-- Begin --

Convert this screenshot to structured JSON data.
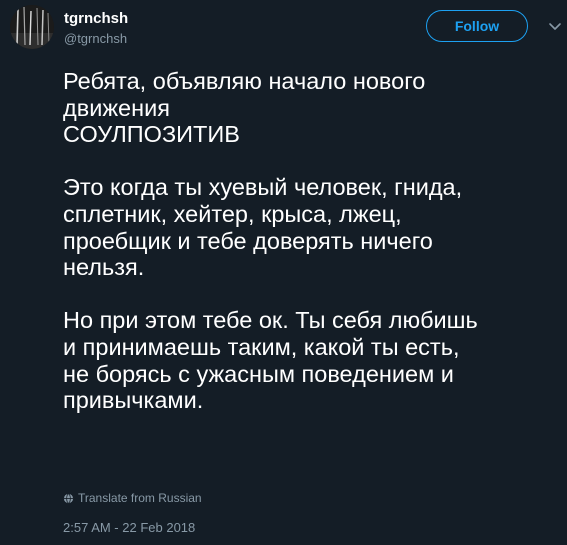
{
  "author": {
    "display_name": "tgrnchsh",
    "handle": "@tgrnchsh",
    "avatar_icon": "avatar-photo-icon"
  },
  "follow_button": {
    "label": "Follow"
  },
  "more_menu_icon": "chevron-down-icon",
  "tweet": {
    "text": "Ребята, объявляю начало нового\nдвижения\nСОУЛПОЗИТИВ\n\nЭто когда ты хуевый человек, гнида,\nсплетник, хейтер, крыса, лжец,\nпроебщик и тебе доверять ничего\nнельзя.\n\nНо при этом тебе ок. Ты себя любишь\nи принимаешь таким, какой ты есть,\nне борясь с ужасным поведением и\nпривычками.",
    "translate_label": "Translate from Russian",
    "timestamp": "2:57 AM - 22 Feb 2018"
  },
  "colors": {
    "background": "#141d26",
    "text": "#ffffff",
    "muted": "#8899a6",
    "accent": "#1da1f2"
  }
}
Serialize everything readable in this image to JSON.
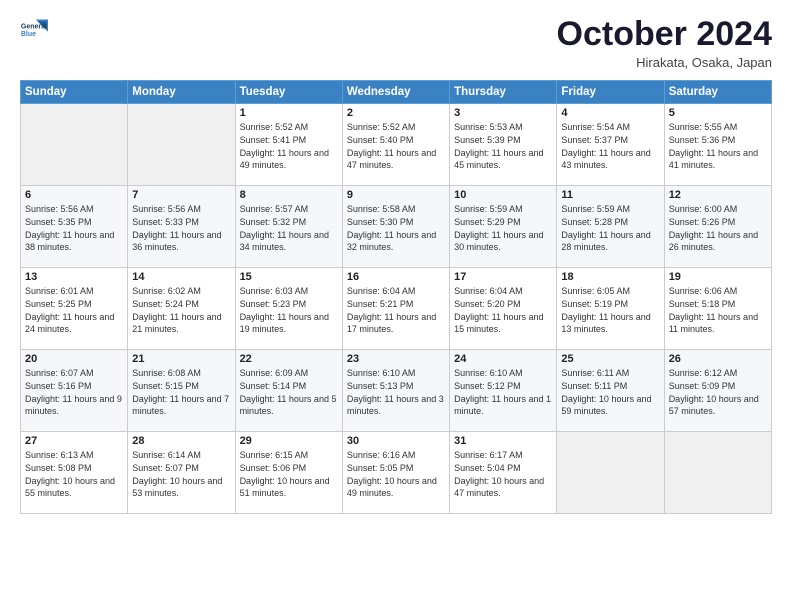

-- End --

◆ **EXERCISE DETAILS**
Collect every line from the records above that contains the word "this".

◆ **FINAL ANSWER**
Convert this screenshot to structured JSON data.
Serialize everything readable in this image to JSON.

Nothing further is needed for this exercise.